◆ Your instructions ◆
Give all the lines below again, exactly, with no pictures.

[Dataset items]
═══
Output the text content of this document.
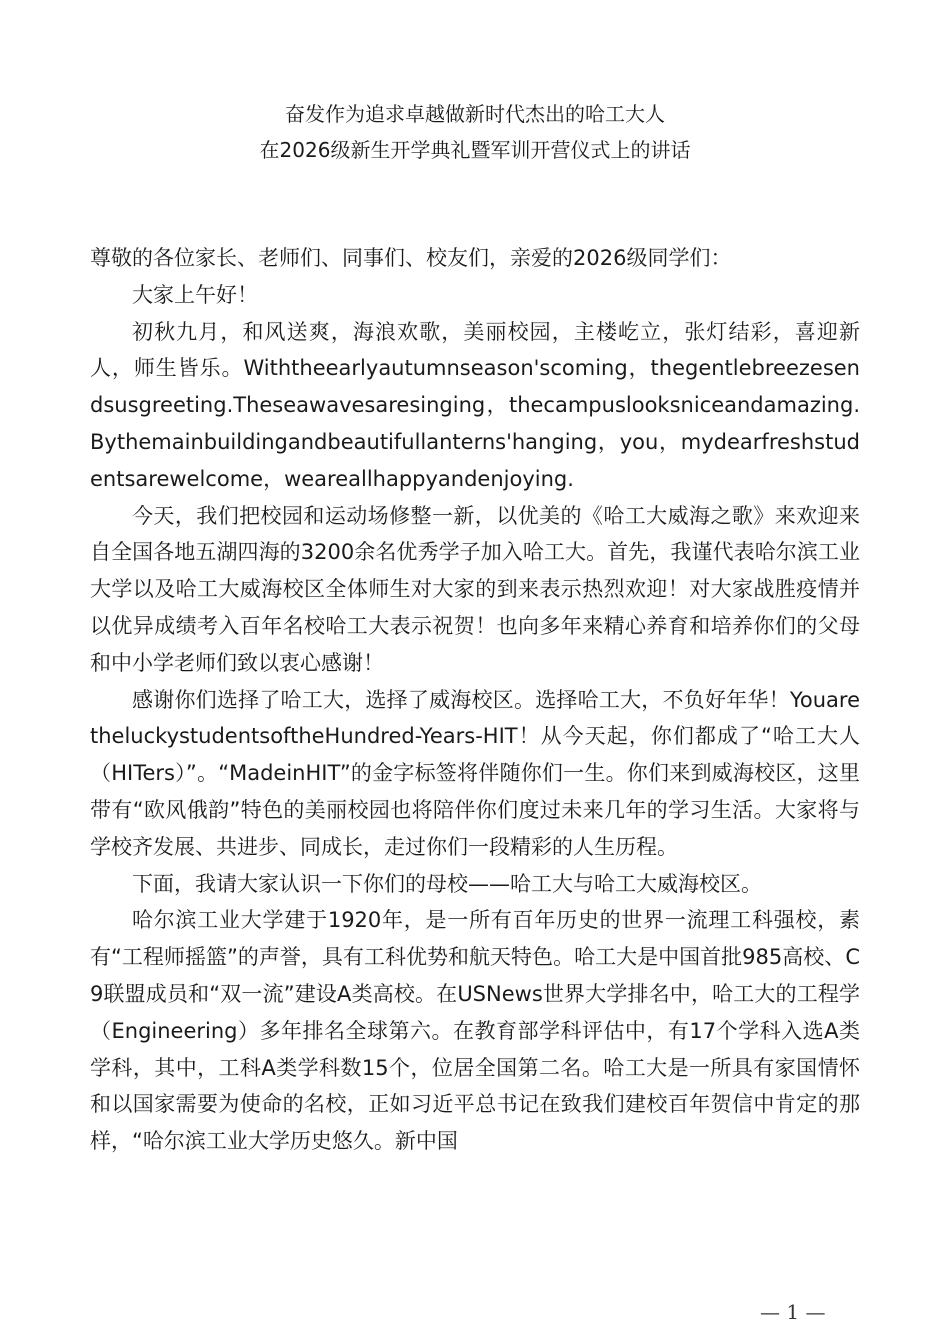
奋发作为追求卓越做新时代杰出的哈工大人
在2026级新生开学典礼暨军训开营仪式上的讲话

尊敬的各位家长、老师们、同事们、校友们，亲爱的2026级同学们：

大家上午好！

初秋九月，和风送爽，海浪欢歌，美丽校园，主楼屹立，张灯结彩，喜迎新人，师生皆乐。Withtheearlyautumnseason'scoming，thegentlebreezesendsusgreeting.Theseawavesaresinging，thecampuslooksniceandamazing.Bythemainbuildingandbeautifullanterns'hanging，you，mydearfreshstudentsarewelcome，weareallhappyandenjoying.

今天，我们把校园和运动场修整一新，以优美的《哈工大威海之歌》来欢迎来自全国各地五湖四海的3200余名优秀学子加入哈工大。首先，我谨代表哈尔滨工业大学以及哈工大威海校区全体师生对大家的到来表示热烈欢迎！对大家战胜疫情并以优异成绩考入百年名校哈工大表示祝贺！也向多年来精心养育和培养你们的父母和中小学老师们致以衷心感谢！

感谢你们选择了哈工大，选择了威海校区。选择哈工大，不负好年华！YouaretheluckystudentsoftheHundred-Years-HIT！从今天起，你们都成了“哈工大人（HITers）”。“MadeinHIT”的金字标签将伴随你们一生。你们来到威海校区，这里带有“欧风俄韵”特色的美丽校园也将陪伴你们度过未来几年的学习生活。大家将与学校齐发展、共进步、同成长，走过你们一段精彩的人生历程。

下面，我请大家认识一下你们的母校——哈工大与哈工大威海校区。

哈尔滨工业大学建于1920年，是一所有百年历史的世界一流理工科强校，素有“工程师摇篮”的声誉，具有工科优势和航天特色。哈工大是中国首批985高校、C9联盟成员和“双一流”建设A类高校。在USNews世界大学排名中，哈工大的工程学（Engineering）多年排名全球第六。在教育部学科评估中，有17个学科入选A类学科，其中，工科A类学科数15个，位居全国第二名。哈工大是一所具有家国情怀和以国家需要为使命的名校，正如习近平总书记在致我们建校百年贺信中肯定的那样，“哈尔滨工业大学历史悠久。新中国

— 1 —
═══
◆ Response ◆
Output the text content of this document.
奋发作为追求卓越做新时代杰出的哈工大人
在2026级新生开学典礼暨军训开营仪式上的讲话

尊敬的各位家长、老师们、同事们、校友们，亲爱的2026级同学们：

大家上午好！

初秋九月，和风送爽，海浪欢歌，美丽校园，主楼屹立，张灯结彩，喜迎新人，师生皆乐。Withtheearlyautumnseason'scoming，thegentlebreezesendsusgreeting.Theseawavesaresinging，thecampuslooksniceandamazing.Bythemainbuildingandbeautifullanterns'hanging，you，mydearfreshstudentsarewelcome，weareallhappyandenjoying.

今天，我们把校园和运动场修整一新，以优美的《哈工大威海之歌》来欢迎来自全国各地五湖四海的3200余名优秀学子加入哈工大。首先，我谨代表哈尔滨工业大学以及哈工大威海校区全体师生对大家的到来表示热烈欢迎！对大家战胜疫情并以优异成绩考入百年名校哈工大表示祝贺！也向多年来精心养育和培养你们的父母和中小学老师们致以衷心感谢！

感谢你们选择了哈工大，选择了威海校区。选择哈工大，不负好年华！YouaretheluckystudentsoftheHundred-Years-HIT！从今天起，你们都成了“哈工大人（HITers）”。“MadeinHIT”的金字标签将伴随你们一生。你们来到威海校区，这里带有“欧风俄韵”特色的美丽校园也将陪伴你们度过未来几年的学习生活。大家将与学校齐发展、共进步、同成长，走过你们一段精彩的人生历程。

下面，我请大家认识一下你们的母校——哈工大与哈工大威海校区。

哈尔滨工业大学建于1920年，是一所有百年历史的世界一流理工科强校，素有“工程师摇篮”的声誉，具有工科优势和航天特色。哈工大是中国首批985高校、C9联盟成员和“双一流”建设A类高校。在USNews世界大学排名中，哈工大的工程学（Engineering）多年排名全球第六。在教育部学科评估中，有17个学科入选A类学科，其中，工科A类学科数15个，位居全国第二名。哈工大是一所具有家国情怀和以国家需要为使命的名校，正如习近平总书记在致我们建校百年贺信中肯定的那样，“哈尔滨工业大学历史悠久。新中国

— 1 —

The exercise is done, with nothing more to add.